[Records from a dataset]

···

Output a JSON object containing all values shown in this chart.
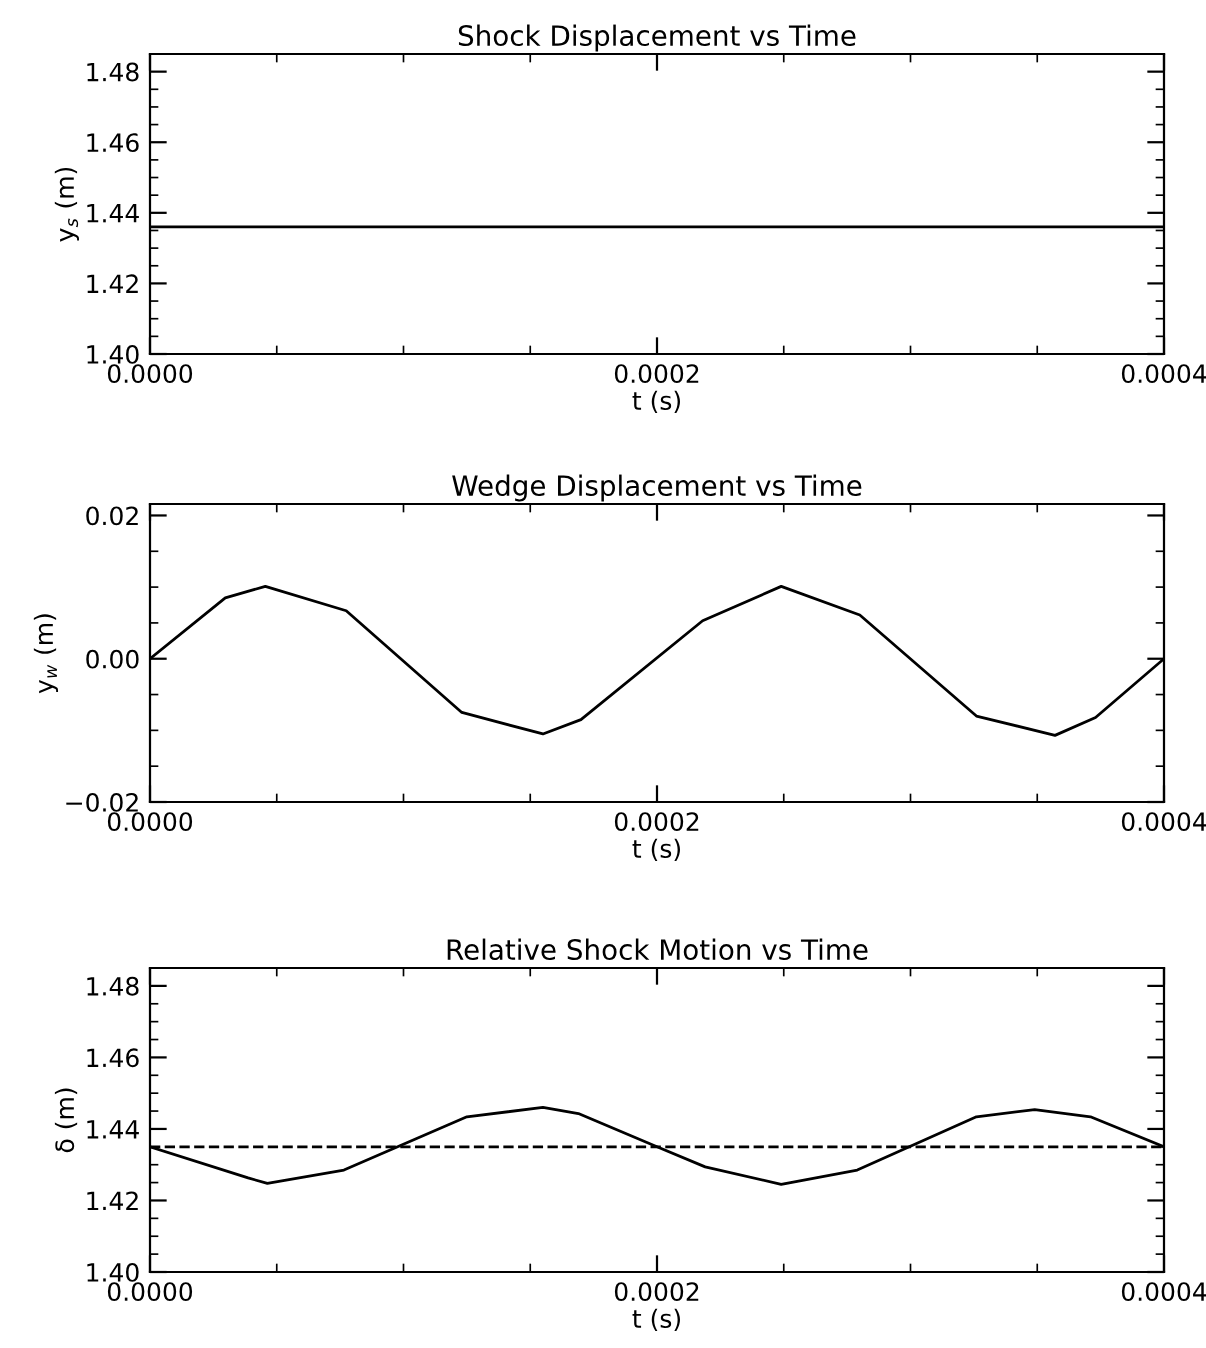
{
  "chart_data": [
    {
      "type": "line",
      "title": "Shock Displacement vs Time",
      "xlabel": "t (s)",
      "ylabel": "y$_{s}$ (m)",
      "xlim": [
        0,
        0.0004
      ],
      "xticks": [
        {
          "value": 0,
          "label": "0.0000"
        },
        {
          "value": 0.0002,
          "label": "0.0002"
        },
        {
          "value": 0.0004,
          "label": "0.0004"
        }
      ],
      "ylim": [
        1.4,
        1.485
      ],
      "yticks": [
        {
          "value": 1.4,
          "label": "1.40"
        },
        {
          "value": 1.42,
          "label": "1.42"
        },
        {
          "value": 1.44,
          "label": "1.44"
        },
        {
          "value": 1.46,
          "label": "1.46"
        },
        {
          "value": 1.48,
          "label": "1.48"
        }
      ],
      "series": [
        {
          "color": "#000000",
          "x": [
            0,
            0.0004
          ],
          "values": [
            1.436,
            1.436
          ]
        }
      ]
    },
    {
      "type": "line",
      "title": "Wedge Displacement vs Time",
      "xlabel": "t (s)",
      "ylabel": "y$_{w}$ (m)",
      "xlim": [
        0,
        0.0004
      ],
      "xticks": [
        {
          "value": 0,
          "label": "0.0000"
        },
        {
          "value": 0.0002,
          "label": "0.0002"
        },
        {
          "value": 0.0004,
          "label": "0.0004"
        }
      ],
      "ylim": [
        -0.02,
        0.0216
      ],
      "yticks": [
        {
          "value": -0.02,
          "label": "−0.02"
        },
        {
          "value": 0,
          "label": "0.00"
        },
        {
          "value": 0.02,
          "label": "0.02"
        }
      ],
      "series": [
        {
          "color": "#000000",
          "x": [
            0,
            2.97e-05,
            4.55e-05,
            7.74e-05,
            0.000123,
            0.000155,
            0.00017,
            0.000218,
            0.000249,
            0.00028,
            0.000326,
            0.000357,
            0.000373,
            0.0004
          ],
          "values": [
            0,
            0.0085,
            0.0101,
            0.0067,
            -0.0075,
            -0.0105,
            -0.0085,
            0.0053,
            0.0101,
            0.0061,
            -0.008,
            -0.0107,
            -0.0082,
            0
          ]
        }
      ]
    },
    {
      "type": "line",
      "title": "Relative Shock Motion vs Time",
      "xlabel": "t (s)",
      "ylabel": "δ (m)",
      "xlim": [
        0,
        0.0004
      ],
      "xticks": [
        {
          "value": 0,
          "label": "0.0000"
        },
        {
          "value": 0.0002,
          "label": "0.0002"
        },
        {
          "value": 0.0004,
          "label": "0.0004"
        }
      ],
      "ylim": [
        1.4,
        1.485
      ],
      "yticks": [
        {
          "value": 1.4,
          "label": "1.40"
        },
        {
          "value": 1.42,
          "label": "1.42"
        },
        {
          "value": 1.44,
          "label": "1.44"
        },
        {
          "value": 1.46,
          "label": "1.46"
        },
        {
          "value": 1.48,
          "label": "1.48"
        }
      ],
      "ref_lines": [
        {
          "axis": "y",
          "value": 1.435,
          "color": "#000000",
          "line_style": "dashed"
        }
      ],
      "series": [
        {
          "color": "#000000",
          "x": [
            0,
            3.87e-05,
            4.63e-05,
            7.65e-05,
            0.000125,
            0.000155,
            0.000169,
            0.0002,
            0.000219,
            0.000249,
            0.000279,
            0.000326,
            0.000349,
            0.000371,
            0.0004
          ],
          "values": [
            1.435,
            1.4263,
            1.4248,
            1.4285,
            1.4434,
            1.446,
            1.4443,
            1.435,
            1.4294,
            1.4245,
            1.4285,
            1.4434,
            1.4454,
            1.4434,
            1.435
          ]
        }
      ]
    }
  ]
}
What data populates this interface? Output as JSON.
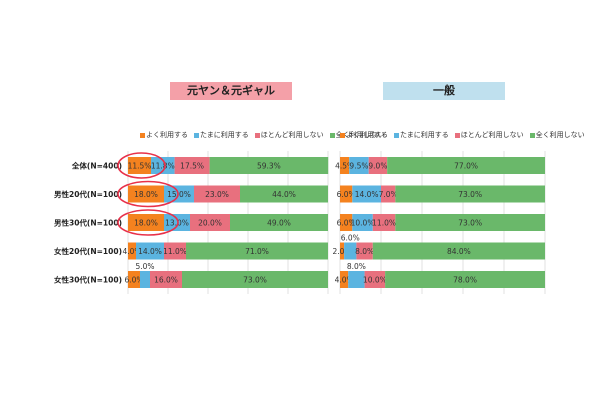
{
  "chart_data": [
    {
      "type": "bar",
      "stacked": "percent",
      "orientation": "horizontal",
      "title": "元ヤン＆元ギャル",
      "title_color": "#f4a0a8",
      "categories": [
        "全体(N=400)",
        "男性20代(N=100)",
        "男性30代(N=100)",
        "女性20代(N=100)",
        "女性30代(N=100)"
      ],
      "series": [
        {
          "name": "よく利用する",
          "color": "#f4821f",
          "values": [
            11.5,
            18.0,
            18.0,
            4.0,
            6.0
          ],
          "labels": [
            "11.5%",
            "18.0%",
            "18.0%",
            "4.0%",
            "6.0%"
          ]
        },
        {
          "name": "たまに利用する",
          "color": "#5bb4e0",
          "values": [
            11.8,
            15.0,
            13.0,
            14.0,
            5.0
          ],
          "labels": [
            "11.8%",
            "15.0%",
            "13.0%",
            "14.0%",
            "5.0%"
          ]
        },
        {
          "name": "ほとんど利用しない",
          "color": "#e8707e",
          "values": [
            17.5,
            23.0,
            20.0,
            11.0,
            16.0
          ],
          "labels": [
            "17.5%",
            "23.0%",
            "20.0%",
            "11.0%",
            "16.0%"
          ]
        },
        {
          "name": "全く利用しない",
          "color": "#6ab86a",
          "values": [
            59.3,
            44.0,
            49.0,
            71.0,
            73.0
          ],
          "labels": [
            "59.3%",
            "44.0%",
            "49.0%",
            "71.0%",
            "73.0%"
          ]
        }
      ],
      "xlim": [
        0,
        100
      ],
      "grid": true,
      "legend": "top",
      "highlighted_series": "よく利用する"
    },
    {
      "type": "bar",
      "stacked": "percent",
      "orientation": "horizontal",
      "title": "一般",
      "title_color": "#bfe0ee",
      "categories": [
        "全体(N=400)",
        "男性20代(N=100)",
        "男性30代(N=100)",
        "女性20代(N=100)",
        "女性30代(N=100)"
      ],
      "series": [
        {
          "name": "よく利用する",
          "color": "#f4821f",
          "values": [
            4.5,
            6.0,
            6.0,
            2.0,
            4.0
          ],
          "labels": [
            "4.5%",
            "6.0%",
            "6.0%",
            "2.0%",
            "4.0%"
          ]
        },
        {
          "name": "たまに利用する",
          "color": "#5bb4e0",
          "values": [
            9.5,
            14.0,
            10.0,
            6.0,
            8.0
          ],
          "labels": [
            "9.5%",
            "14.0%",
            "10.0%",
            "6.0%",
            "8.0%"
          ]
        },
        {
          "name": "ほとんど利用しない",
          "color": "#e8707e",
          "values": [
            9.0,
            7.0,
            11.0,
            8.0,
            10.0
          ],
          "labels": [
            "9.0%",
            "7.0%",
            "11.0%",
            "8.0%",
            "10.0%"
          ]
        },
        {
          "name": "全く利用しない",
          "color": "#6ab86a",
          "values": [
            77.0,
            73.0,
            73.0,
            84.0,
            78.0
          ],
          "labels": [
            "77.0%",
            "73.0%",
            "73.0%",
            "84.0%",
            "78.0%"
          ]
        }
      ],
      "xlim": [
        0,
        100
      ],
      "grid": true,
      "legend": "top"
    }
  ]
}
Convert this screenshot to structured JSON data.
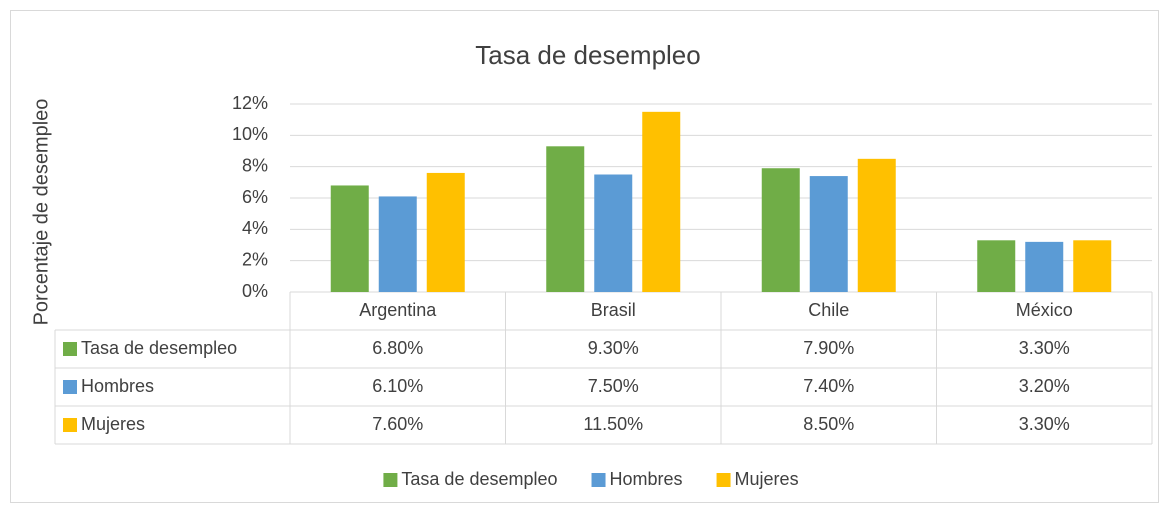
{
  "chart_data": {
    "type": "bar",
    "title": "Tasa de desempleo",
    "y_label": "Porcentaje de desempleo",
    "categories": [
      "Argentina",
      "Brasil",
      "Chile",
      "México"
    ],
    "series": [
      {
        "name": "Tasa de desempleo",
        "color": "#70ad47",
        "values": [
          6.8,
          9.3,
          7.9,
          3.3
        ],
        "value_labels": [
          "6.80%",
          "9.30%",
          "7.90%",
          "3.30%"
        ]
      },
      {
        "name": "Hombres",
        "color": "#5b9bd5",
        "values": [
          6.1,
          7.5,
          7.4,
          3.2
        ],
        "value_labels": [
          "6.10%",
          "7.50%",
          "7.40%",
          "3.20%"
        ]
      },
      {
        "name": "Mujeres",
        "color": "#ffc000",
        "values": [
          7.6,
          11.5,
          8.5,
          3.3
        ],
        "value_labels": [
          "7.60%",
          "11.50%",
          "8.50%",
          "3.30%"
        ]
      }
    ],
    "ylim": [
      0,
      12
    ],
    "yticks": [
      {
        "value": 0,
        "label": "0%"
      },
      {
        "value": 2,
        "label": "2%"
      },
      {
        "value": 4,
        "label": "4%"
      },
      {
        "value": 6,
        "label": "6%"
      },
      {
        "value": 8,
        "label": "8%"
      },
      {
        "value": 10,
        "label": "10%"
      },
      {
        "value": 12,
        "label": "12%"
      }
    ],
    "grid": true,
    "legend": "bottom",
    "data_table": true
  }
}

···

**WHAT IS BEING ASKED**
Up to and including the last line of the listing, starting at the line with "Convert this screenshot", extract every line exactly and leave out the pictures.

**COMPLETE RESPONSE**
Convert this screenshot to structured JSON data.
{
  "chart_data": {
    "type": "bar",
    "title": "Tasa de desempleo",
    "y_label": "Porcentaje de desempleo",
    "categories": [
      "Argentina",
      "Brasil",
      "Chile",
      "México"
    ],
    "series": [
      {
        "name": "Tasa de desempleo",
        "color": "#70ad47",
        "values": [
          6.8,
          9.3,
          7.9,
          3.3
        ],
        "value_labels": [
          "6.80%",
          "9.30%",
          "7.90%",
          "3.30%"
        ]
      },
      {
        "name": "Hombres",
        "color": "#5b9bd5",
        "values": [
          6.1,
          7.5,
          7.4,
          3.2
        ],
        "value_labels": [
          "6.10%",
          "7.50%",
          "7.40%",
          "3.20%"
        ]
      },
      {
        "name": "Mujeres",
        "color": "#ffc000",
        "values": [
          7.6,
          11.5,
          8.5,
          3.3
        ],
        "value_labels": [
          "7.60%",
          "11.50%",
          "8.50%",
          "3.30%"
        ]
      }
    ],
    "ylim": [
      0,
      12
    ],
    "yticks": [
      {
        "value": 0,
        "label": "0%"
      },
      {
        "value": 2,
        "label": "2%"
      },
      {
        "value": 4,
        "label": "4%"
      },
      {
        "value": 6,
        "label": "6%"
      },
      {
        "value": 8,
        "label": "8%"
      },
      {
        "value": 10,
        "label": "10%"
      },
      {
        "value": 12,
        "label": "12%"
      }
    ],
    "grid": true,
    "legend": "bottom",
    "data_table": true
  }
}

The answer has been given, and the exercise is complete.